*** Data lines ***

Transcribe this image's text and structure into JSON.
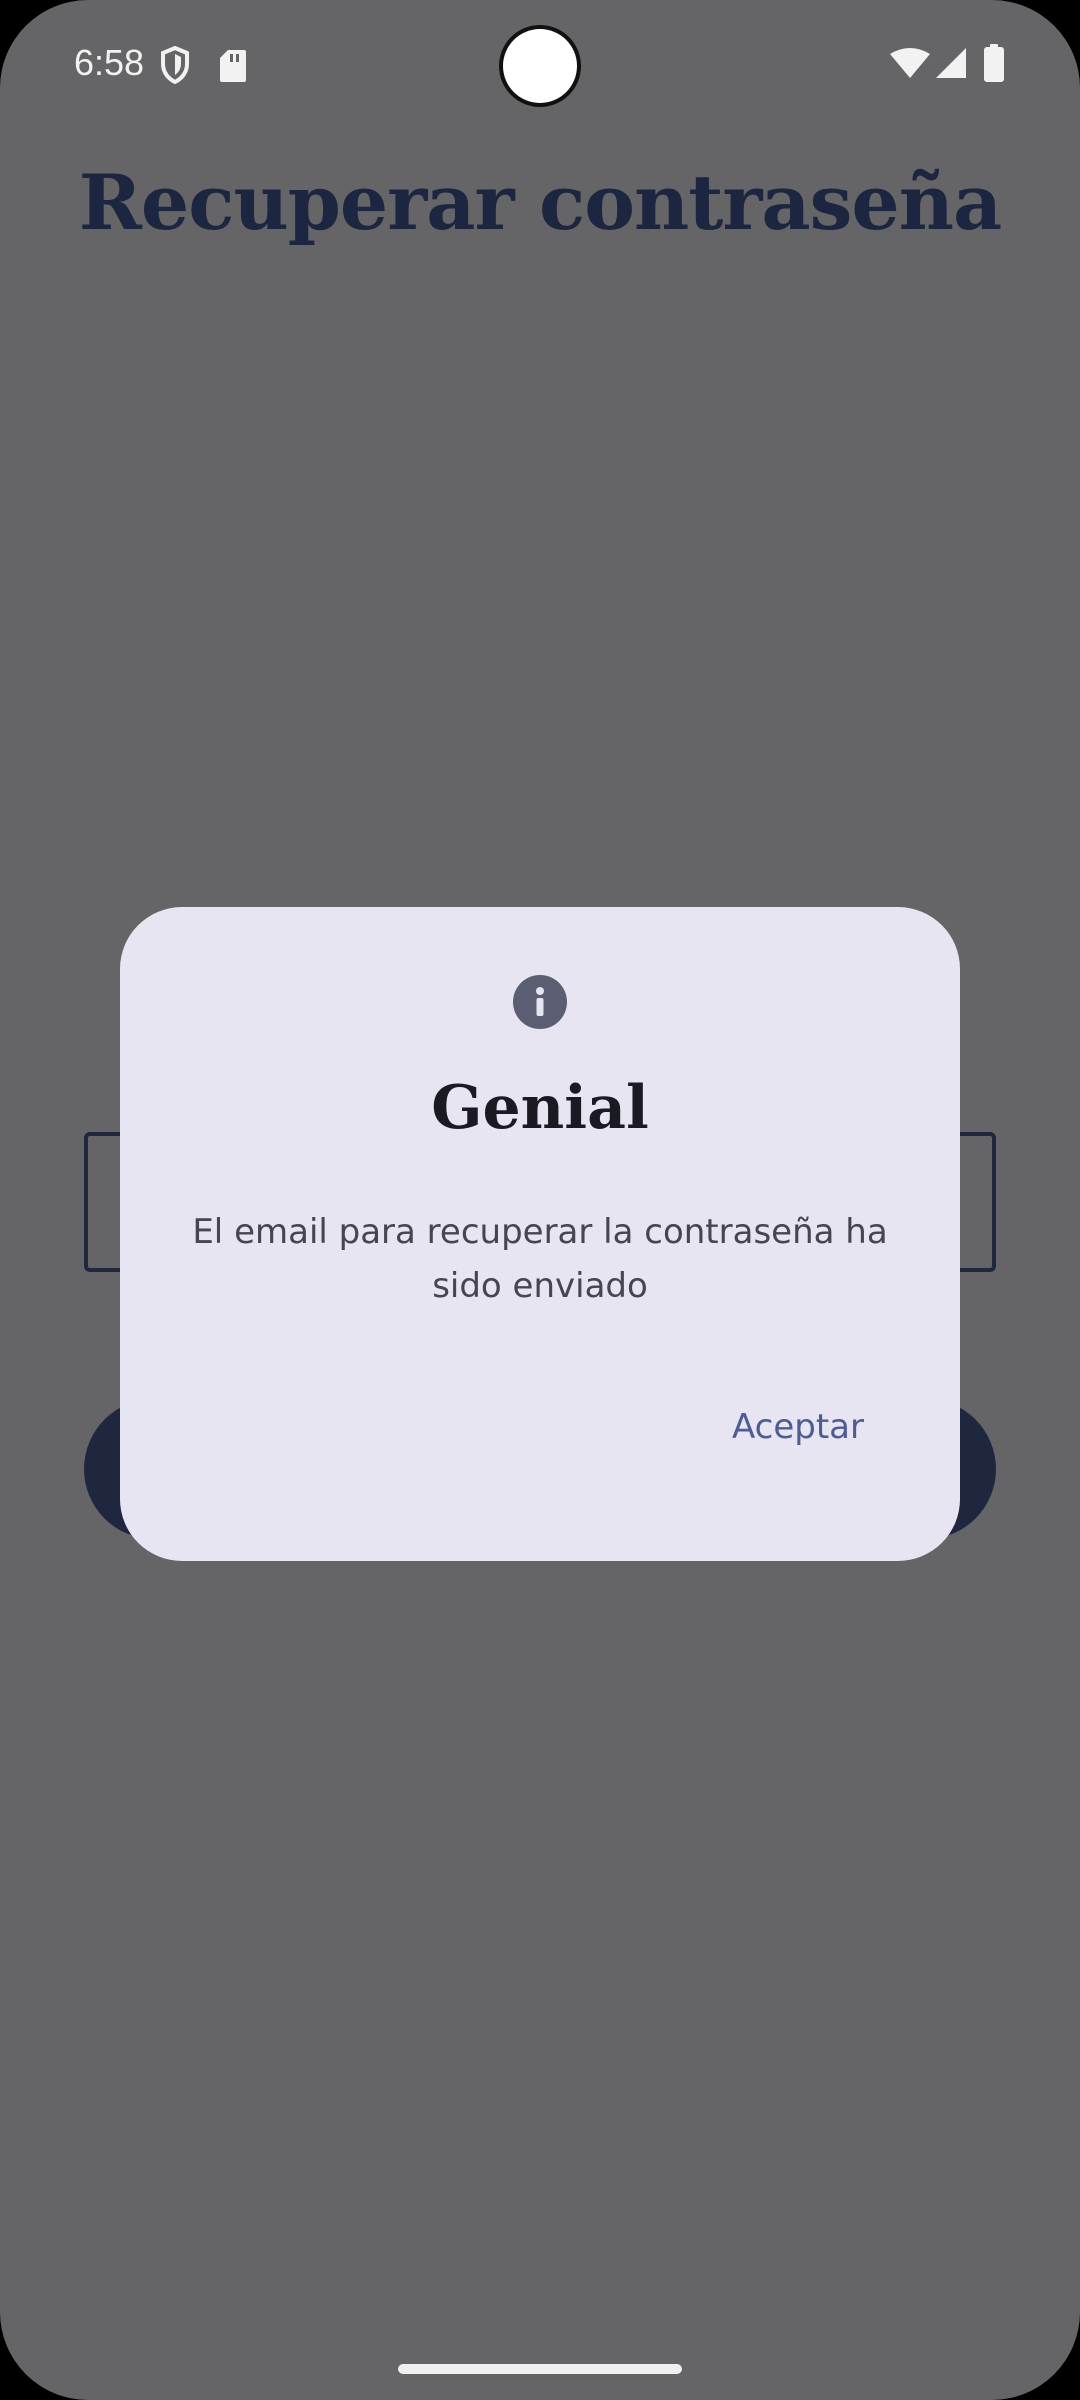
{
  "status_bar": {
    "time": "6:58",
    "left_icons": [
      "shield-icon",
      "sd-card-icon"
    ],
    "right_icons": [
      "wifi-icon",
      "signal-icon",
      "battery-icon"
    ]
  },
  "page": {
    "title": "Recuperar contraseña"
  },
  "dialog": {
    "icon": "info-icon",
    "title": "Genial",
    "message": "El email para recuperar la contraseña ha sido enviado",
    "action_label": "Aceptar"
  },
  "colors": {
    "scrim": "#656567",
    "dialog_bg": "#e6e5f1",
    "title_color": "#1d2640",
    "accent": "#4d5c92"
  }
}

***

* [What is asked]:
Reproduce the full listing above verbatim, with no pictures included.

* [Solved problem]:
Transcribe this image's text and structure into JSON.
{
  "status_bar": {
    "time": "6:58",
    "left_icons": [
      "shield-icon",
      "sd-card-icon"
    ],
    "right_icons": [
      "wifi-icon",
      "signal-icon",
      "battery-icon"
    ]
  },
  "page": {
    "title": "Recuperar contraseña"
  },
  "dialog": {
    "icon": "info-icon",
    "title": "Genial",
    "message": "El email para recuperar la contraseña ha sido enviado",
    "action_label": "Aceptar"
  },
  "colors": {
    "scrim": "#656567",
    "dialog_bg": "#e6e5f1",
    "title_color": "#1d2640",
    "accent": "#4d5c92"
  }
}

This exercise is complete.